Copy the data that follows exactly. Include no pictures.

# start of SUPPLIED MATERIAL

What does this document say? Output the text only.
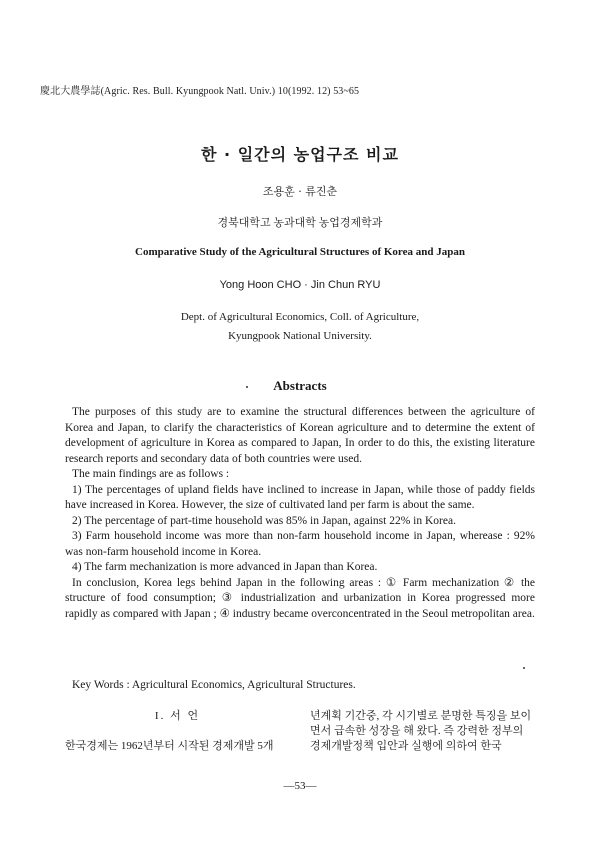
慶北大農學誌(Agric. Res. Bull. Kyungpook Natl. Univ.) 10(1992. 12) 53~65
한 · 일간의 농업구조 비교
조용훈 · 류진춘
경북대학고 농과대학 농업경제학과
Comparative Study of the Agricultural Structures of Korea and Japan
Yong Hoon CHO · Jin Chun RYU
Dept. of Agricultural Economics, Coll. of Agriculture,
Kyungpook National University.
Abstracts

The purposes of this study are to examine the structural differences between the agriculture of Korea and Japan, to clarify the characteristics of Korean agriculture and to determine the extent of development of agriculture in Korea as compared to Japan, In order to do this, the existing literature research reports and secondary data of both countries were used.

The main findings are as follows :

1) The percentages of upland fields have inclined to increase in Japan, while those of paddy fields have increased in Korea. However, the size of cultivated land per farm is about the same.

2) The percentage of part-time household was 85% in Japan, against 22% in Korea.

3) Farm household income was more than non-farm household income in Japan, wherease : 92% was non-farm household income in Korea.

4) The farm mechanization is more advanced in Japan than Korea.

In conclusion, Korea legs behind Japan in the following areas : ① Farm mechanization ② the structure of food consumption; ③ industrialization and urbanization in Korea progressed more rapidly as compared with Japan ; ④ industry became overconcentrated in the Seoul metropolitan area.

Key Words : Agricultural Economics, Agricultural Structures.
I. 서 언

한국경제는 1962년부터 시작된 경제개발 5개

년계획 기간중, 각 시기별로 분명한 특징을 보이면서 급속한 성장을 해 왔다. 즉 강력한 정부의 경제개발정책 입안과 실행에 의하여 한국

—53—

# end of SUPPLIED MATERIAL

▸ FINAL RESULT:
What does this document say? Output the text only.
慶北大農學誌(Agric. Res. Bull. Kyungpook Natl. Univ.) 10(1992. 12) 53~65
한 · 일간의 농업구조 비교
조용훈 · 류진춘
경북대학고 농과대학 농업경제학과
Comparative Study of the Agricultural Structures of Korea and Japan
Yong Hoon CHO · Jin Chun RYU
Dept. of Agricultural Economics, Coll. of Agriculture,
Kyungpook National University.
Abstracts

The purposes of this study are to examine the structural differences between the agriculture of Korea and Japan, to clarify the characteristics of Korean agriculture and to determine the extent of development of agriculture in Korea as compared to Japan, In order to do this, the existing literature research reports and secondary data of both countries were used.

The main findings are as follows :

1) The percentages of upland fields have inclined to increase in Japan, while those of paddy fields have increased in Korea. However, the size of cultivated land per farm is about the same.

2) The percentage of part-time household was 85% in Japan, against 22% in Korea.

3) Farm household income was more than non-farm household income in Japan, wherease : 92% was non-farm household income in Korea.

4) The farm mechanization is more advanced in Japan than Korea.

In conclusion, Korea legs behind Japan in the following areas : ① Farm mechanization ② the structure of food consumption; ③ industrialization and urbanization in Korea progressed more rapidly as compared with Japan ; ④ industry became overconcentrated in the Seoul metropolitan area.

Key Words : Agricultural Economics, Agricultural Structures.
I. 서 언

한국경제는 1962년부터 시작된 경제개발 5개

년계획 기간중, 각 시기별로 분명한 특징을 보이면서 급속한 성장을 해 왔다. 즉 강력한 정부의 경제개발정책 입안과 실행에 의하여 한국

—53—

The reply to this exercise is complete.